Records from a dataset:

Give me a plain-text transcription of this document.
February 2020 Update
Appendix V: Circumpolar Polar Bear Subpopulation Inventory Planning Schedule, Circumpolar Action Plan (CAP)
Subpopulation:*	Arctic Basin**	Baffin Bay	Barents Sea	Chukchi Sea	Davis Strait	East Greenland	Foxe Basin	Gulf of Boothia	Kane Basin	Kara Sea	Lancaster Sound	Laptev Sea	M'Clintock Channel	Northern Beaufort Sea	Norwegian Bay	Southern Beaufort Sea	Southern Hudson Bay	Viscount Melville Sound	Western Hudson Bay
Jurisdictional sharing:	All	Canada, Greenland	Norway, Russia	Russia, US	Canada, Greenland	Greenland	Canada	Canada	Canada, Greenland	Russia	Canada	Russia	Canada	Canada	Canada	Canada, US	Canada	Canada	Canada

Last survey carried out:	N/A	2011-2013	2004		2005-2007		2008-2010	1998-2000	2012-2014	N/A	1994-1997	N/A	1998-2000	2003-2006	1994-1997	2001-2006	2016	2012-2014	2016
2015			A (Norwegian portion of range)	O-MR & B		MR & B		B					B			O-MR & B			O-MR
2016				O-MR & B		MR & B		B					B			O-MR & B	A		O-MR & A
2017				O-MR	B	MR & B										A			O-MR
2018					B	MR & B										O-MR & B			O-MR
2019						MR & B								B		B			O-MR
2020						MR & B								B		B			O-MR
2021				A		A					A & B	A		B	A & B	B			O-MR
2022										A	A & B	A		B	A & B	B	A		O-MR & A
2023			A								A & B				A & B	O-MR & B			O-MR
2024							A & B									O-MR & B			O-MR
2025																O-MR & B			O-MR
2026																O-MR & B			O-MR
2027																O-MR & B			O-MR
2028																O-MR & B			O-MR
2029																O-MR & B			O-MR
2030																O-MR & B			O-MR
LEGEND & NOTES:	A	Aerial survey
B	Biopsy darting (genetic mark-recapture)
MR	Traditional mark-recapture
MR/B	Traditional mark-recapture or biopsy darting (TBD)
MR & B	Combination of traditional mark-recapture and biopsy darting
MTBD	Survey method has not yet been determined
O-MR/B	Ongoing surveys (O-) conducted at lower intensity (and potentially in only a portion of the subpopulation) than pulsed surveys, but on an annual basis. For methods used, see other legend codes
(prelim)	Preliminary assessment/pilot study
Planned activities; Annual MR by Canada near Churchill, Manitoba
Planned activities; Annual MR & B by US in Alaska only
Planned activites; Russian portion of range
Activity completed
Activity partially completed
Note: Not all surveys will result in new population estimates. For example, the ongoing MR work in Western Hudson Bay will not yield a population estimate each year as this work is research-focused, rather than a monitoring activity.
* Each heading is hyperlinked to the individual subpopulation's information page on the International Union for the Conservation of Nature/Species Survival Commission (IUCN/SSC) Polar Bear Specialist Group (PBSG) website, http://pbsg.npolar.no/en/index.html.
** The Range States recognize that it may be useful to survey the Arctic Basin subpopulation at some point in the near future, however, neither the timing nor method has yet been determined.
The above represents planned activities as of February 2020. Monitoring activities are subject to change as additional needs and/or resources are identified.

**EXERCISE AIM:**
Return each entry from above without altering a single character.

**EXERCISE RESPONSE:**
Give me a plain-text transcription of this document.
February 2020 Update
Appendix V: Circumpolar Polar Bear Subpopulation Inventory Planning Schedule, Circumpolar Action Plan (CAP)
Subpopulation:*	Arctic Basin**	Baffin Bay	Barents Sea	Chukchi Sea	Davis Strait	East Greenland	Foxe Basin	Gulf of Boothia	Kane Basin	Kara Sea	Lancaster Sound	Laptev Sea	M'Clintock Channel	Northern Beaufort Sea	Norwegian Bay	Southern Beaufort Sea	Southern Hudson Bay	Viscount Melville Sound	Western Hudson Bay
Jurisdictional sharing:	All	Canada, Greenland	Norway, Russia	Russia, US	Canada, Greenland	Greenland	Canada	Canada	Canada, Greenland	Russia	Canada	Russia	Canada	Canada	Canada	Canada, US	Canada	Canada	Canada

Last survey carried out:	N/A	2011-2013	2004		2005-2007		2008-2010	1998-2000	2012-2014	N/A	1994-1997	N/A	1998-2000	2003-2006	1994-1997	2001-2006	2016	2012-2014	2016
2015			A (Norwegian portion of range)	O-MR & B		MR & B		B					B			O-MR & B			O-MR
2016				O-MR & B		MR & B		B					B			O-MR & B	A		O-MR & A
2017				O-MR	B	MR & B										A			O-MR
2018					B	MR & B										O-MR & B			O-MR
2019						MR & B								B		B			O-MR
2020						MR & B								B		B			O-MR
2021				A		A					A & B	A		B	A & B	B			O-MR
2022										A	A & B	A		B	A & B	B	A		O-MR & A
2023			A								A & B				A & B	O-MR & B			O-MR
2024							A & B									O-MR & B			O-MR
2025																O-MR & B			O-MR
2026																O-MR & B			O-MR
2027																O-MR & B			O-MR
2028																O-MR & B			O-MR
2029																O-MR & B			O-MR
2030																O-MR & B			O-MR
LEGEND & NOTES:	A	Aerial survey
B	Biopsy darting (genetic mark-recapture)
MR	Traditional mark-recapture
MR/B	Traditional mark-recapture or biopsy darting (TBD)
MR & B	Combination of traditional mark-recapture and biopsy darting
MTBD	Survey method has not yet been determined
O-MR/B	Ongoing surveys (O-) conducted at lower intensity (and potentially in only a portion of the subpopulation) than pulsed surveys, but on an annual basis. For methods used, see other legend codes
(prelim)	Preliminary assessment/pilot study
Planned activities; Annual MR by Canada near Churchill, Manitoba
Planned activities; Annual MR & B by US in Alaska only
Planned activites; Russian portion of range
Activity completed
Activity partially completed
Note: Not all surveys will result in new population estimates. For example, the ongoing MR work in Western Hudson Bay will not yield a population estimate each year as this work is research-focused, rather than a monitoring activity.
* Each heading is hyperlinked to the individual subpopulation's information page on the International Union for the Conservation of Nature/Species Survival Commission (IUCN/SSC) Polar Bear Specialist Group (PBSG) website, http://pbsg.npolar.no/en/index.html.
** The Range States recognize that it may be useful to survey the Arctic Basin subpopulation at some point in the near future, however, neither the timing nor method has yet been determined.
The above represents planned activities as of February 2020. Monitoring activities are subject to change as additional needs and/or resources are identified.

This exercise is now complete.